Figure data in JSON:
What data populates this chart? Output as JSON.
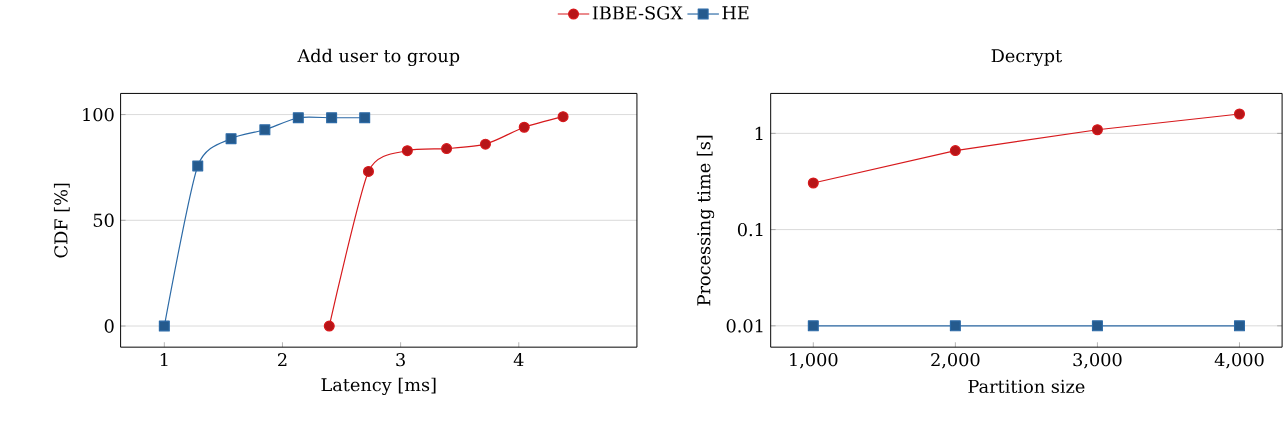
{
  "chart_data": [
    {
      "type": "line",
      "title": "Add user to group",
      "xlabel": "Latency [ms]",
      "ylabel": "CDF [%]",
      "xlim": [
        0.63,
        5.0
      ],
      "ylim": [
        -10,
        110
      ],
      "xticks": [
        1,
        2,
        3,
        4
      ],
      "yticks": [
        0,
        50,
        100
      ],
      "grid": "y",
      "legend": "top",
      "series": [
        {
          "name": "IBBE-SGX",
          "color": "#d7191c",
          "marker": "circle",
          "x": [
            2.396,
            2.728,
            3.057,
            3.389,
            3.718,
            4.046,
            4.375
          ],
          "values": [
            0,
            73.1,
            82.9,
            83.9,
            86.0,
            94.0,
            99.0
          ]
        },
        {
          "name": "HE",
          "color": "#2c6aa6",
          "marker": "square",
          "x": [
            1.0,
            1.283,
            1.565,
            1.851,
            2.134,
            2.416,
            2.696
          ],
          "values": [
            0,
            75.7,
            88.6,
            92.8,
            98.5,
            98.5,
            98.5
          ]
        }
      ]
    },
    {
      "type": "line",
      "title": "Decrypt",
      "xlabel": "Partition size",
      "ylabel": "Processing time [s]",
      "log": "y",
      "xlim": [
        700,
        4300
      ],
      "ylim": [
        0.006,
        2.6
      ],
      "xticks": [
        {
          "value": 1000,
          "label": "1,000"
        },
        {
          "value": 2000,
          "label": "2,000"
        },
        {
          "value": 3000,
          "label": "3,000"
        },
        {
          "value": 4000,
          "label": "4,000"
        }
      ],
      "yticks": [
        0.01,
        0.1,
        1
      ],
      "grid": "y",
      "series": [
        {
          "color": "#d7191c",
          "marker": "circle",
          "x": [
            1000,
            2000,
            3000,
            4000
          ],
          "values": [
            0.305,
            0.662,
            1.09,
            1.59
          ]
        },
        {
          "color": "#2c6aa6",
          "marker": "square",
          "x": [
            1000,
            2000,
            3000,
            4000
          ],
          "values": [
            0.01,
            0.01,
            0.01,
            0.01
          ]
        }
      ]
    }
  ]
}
--
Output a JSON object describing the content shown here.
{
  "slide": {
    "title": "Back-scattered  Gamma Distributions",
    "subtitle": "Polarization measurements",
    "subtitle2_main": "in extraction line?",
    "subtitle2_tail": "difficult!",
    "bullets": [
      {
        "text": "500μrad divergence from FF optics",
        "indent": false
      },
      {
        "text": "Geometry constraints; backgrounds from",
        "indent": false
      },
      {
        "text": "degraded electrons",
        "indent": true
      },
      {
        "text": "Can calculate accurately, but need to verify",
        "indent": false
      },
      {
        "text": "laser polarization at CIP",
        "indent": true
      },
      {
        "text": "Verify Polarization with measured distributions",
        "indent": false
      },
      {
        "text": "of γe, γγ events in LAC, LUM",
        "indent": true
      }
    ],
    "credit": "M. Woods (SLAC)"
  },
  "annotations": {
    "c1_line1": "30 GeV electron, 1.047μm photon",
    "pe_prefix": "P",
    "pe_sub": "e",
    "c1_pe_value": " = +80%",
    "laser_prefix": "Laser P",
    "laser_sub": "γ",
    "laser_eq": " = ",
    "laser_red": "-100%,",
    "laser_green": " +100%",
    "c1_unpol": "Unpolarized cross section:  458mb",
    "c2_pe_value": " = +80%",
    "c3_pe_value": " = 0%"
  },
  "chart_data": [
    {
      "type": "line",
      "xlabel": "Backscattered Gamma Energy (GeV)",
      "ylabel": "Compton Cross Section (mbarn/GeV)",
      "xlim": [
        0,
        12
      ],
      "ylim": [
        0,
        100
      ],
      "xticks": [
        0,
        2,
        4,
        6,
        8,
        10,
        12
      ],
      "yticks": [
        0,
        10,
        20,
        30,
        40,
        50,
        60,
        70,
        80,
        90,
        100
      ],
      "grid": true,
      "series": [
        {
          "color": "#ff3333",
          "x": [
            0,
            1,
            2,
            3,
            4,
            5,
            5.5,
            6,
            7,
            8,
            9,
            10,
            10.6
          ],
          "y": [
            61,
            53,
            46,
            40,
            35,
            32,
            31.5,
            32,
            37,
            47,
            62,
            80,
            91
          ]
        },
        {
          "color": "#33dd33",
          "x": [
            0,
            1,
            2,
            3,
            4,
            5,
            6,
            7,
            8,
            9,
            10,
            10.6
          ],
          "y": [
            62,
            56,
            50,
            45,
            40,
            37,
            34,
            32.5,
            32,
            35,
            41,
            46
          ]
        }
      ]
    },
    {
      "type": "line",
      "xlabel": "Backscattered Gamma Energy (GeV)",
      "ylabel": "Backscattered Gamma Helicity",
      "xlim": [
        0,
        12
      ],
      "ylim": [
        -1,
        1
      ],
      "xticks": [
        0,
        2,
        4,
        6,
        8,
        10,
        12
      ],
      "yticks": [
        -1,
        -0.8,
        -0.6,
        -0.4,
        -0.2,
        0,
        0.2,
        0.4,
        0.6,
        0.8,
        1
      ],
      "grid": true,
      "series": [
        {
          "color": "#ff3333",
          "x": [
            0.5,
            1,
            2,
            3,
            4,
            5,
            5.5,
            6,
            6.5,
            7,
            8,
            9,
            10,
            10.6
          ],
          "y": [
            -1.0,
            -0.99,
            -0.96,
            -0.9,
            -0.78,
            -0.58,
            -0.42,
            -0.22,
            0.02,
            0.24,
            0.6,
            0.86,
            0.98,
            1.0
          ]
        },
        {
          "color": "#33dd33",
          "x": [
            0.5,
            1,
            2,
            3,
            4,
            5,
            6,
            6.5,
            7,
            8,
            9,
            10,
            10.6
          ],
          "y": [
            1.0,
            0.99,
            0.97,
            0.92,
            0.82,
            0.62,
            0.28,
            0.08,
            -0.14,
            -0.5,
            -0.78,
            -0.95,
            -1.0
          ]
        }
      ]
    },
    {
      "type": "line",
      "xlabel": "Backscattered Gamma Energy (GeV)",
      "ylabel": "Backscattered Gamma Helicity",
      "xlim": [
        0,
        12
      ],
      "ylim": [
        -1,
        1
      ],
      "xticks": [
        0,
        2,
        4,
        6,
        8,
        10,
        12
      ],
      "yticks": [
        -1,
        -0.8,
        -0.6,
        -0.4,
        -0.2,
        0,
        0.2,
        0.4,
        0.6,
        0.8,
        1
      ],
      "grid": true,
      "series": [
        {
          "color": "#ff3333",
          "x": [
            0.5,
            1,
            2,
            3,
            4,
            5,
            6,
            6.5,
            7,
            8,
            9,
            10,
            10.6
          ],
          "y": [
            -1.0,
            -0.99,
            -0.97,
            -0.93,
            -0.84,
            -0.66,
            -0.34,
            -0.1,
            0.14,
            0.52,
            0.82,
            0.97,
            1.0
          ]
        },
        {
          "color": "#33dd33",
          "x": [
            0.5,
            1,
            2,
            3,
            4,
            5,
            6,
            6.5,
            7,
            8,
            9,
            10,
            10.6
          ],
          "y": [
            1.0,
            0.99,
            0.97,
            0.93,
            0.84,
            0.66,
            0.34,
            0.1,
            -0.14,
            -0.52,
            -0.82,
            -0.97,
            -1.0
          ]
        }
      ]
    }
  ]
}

→ WHAT THE TASK ASKS
From the data above, gather every line that includes the word "text".

→ FULL SOLUTION
        "text": "500μrad divergence from FF optics",
        "text": "Geometry constraints; backgrounds from",
        "text": "degraded electrons",
        "text": "Can calculate accurately, but need to verify",
        "text": "laser polarization at CIP",
        "text": "Verify Polarization with measured distributions",
        "text": "of γe, γγ events in LAC, LUM",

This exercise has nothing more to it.